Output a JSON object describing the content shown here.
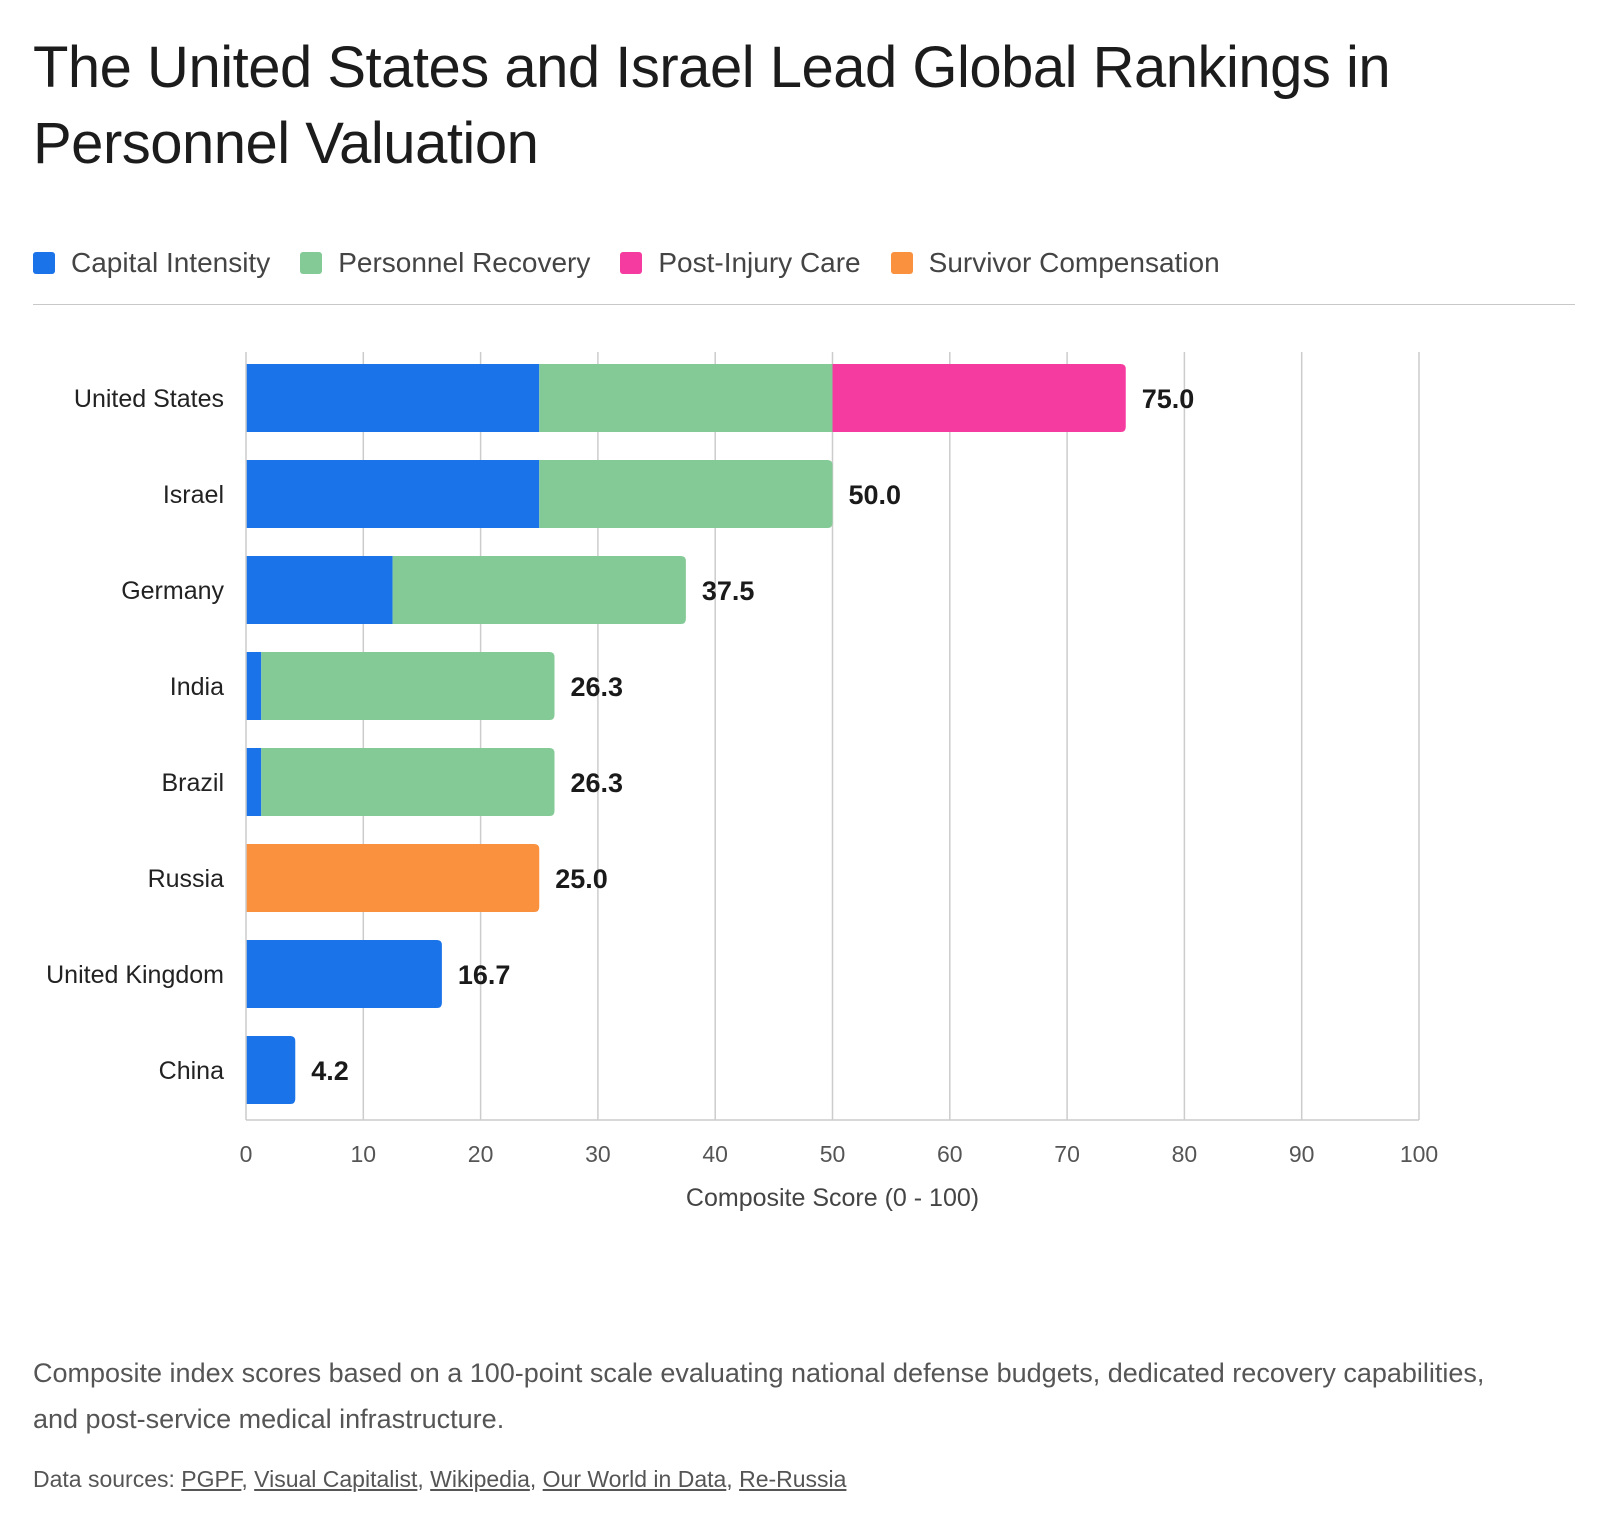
{
  "title": "The United States and Israel Lead Global Rankings in Personnel Valuation",
  "colors": {
    "capital_intensity": "#1a73e8",
    "personnel_recovery": "#84ca97",
    "post_injury_care": "#f63ba0",
    "survivor_compensation": "#fa913f",
    "grid": "#cccccc",
    "axis": "#cccccc"
  },
  "legend": [
    {
      "label": "Capital Intensity",
      "color": "#1a73e8"
    },
    {
      "label": "Personnel Recovery",
      "color": "#84ca97"
    },
    {
      "label": "Post-Injury Care",
      "color": "#f63ba0"
    },
    {
      "label": "Survivor Compensation",
      "color": "#fa913f"
    }
  ],
  "chart_data": {
    "type": "bar",
    "orientation": "horizontal",
    "stacked": true,
    "categories": [
      "United States",
      "Israel",
      "Germany",
      "India",
      "Brazil",
      "Russia",
      "United Kingdom",
      "China"
    ],
    "series": [
      {
        "name": "Capital Intensity",
        "color": "#1a73e8",
        "values": [
          25.0,
          25.0,
          12.5,
          1.3,
          1.3,
          0,
          16.7,
          4.2
        ]
      },
      {
        "name": "Personnel Recovery",
        "color": "#84ca97",
        "values": [
          25.0,
          25.0,
          25.0,
          25.0,
          25.0,
          0,
          0,
          0
        ]
      },
      {
        "name": "Post-Injury Care",
        "color": "#f63ba0",
        "values": [
          25.0,
          0,
          0,
          0,
          0,
          0,
          0,
          0
        ]
      },
      {
        "name": "Survivor Compensation",
        "color": "#fa913f",
        "values": [
          0,
          0,
          0,
          0,
          0,
          25.0,
          0,
          0
        ]
      }
    ],
    "totals": [
      "75.0",
      "50.0",
      "37.5",
      "26.3",
      "26.3",
      "25.0",
      "16.7",
      "4.2"
    ],
    "xlabel": "Composite Score (0 - 100)",
    "xlim": [
      0,
      100
    ],
    "xticks": [
      0,
      10,
      20,
      30,
      40,
      50,
      60,
      70,
      80,
      90,
      100
    ],
    "grid": true,
    "legend_position": "top-left"
  },
  "note": "Composite index scores based on a 100-point scale evaluating national defense budgets, dedicated recovery capabilities, and post-service medical infrastructure.",
  "sources": {
    "prefix": "Data sources: ",
    "links": [
      "PGPF",
      "Visual Capitalist",
      "Wikipedia",
      "Our World in Data",
      "Re-Russia"
    ]
  }
}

....................

▸ Instructions to follow: Show the lines from the data above that contain the string "Composite".

▸ Finished answer:
    "xlabel": "Composite Score (0 - 100)",
  "note": "Composite index scores based on a 100-point scale evaluating national defense budgets, dedicated recovery capabilities, and post-service medical infrastructure.",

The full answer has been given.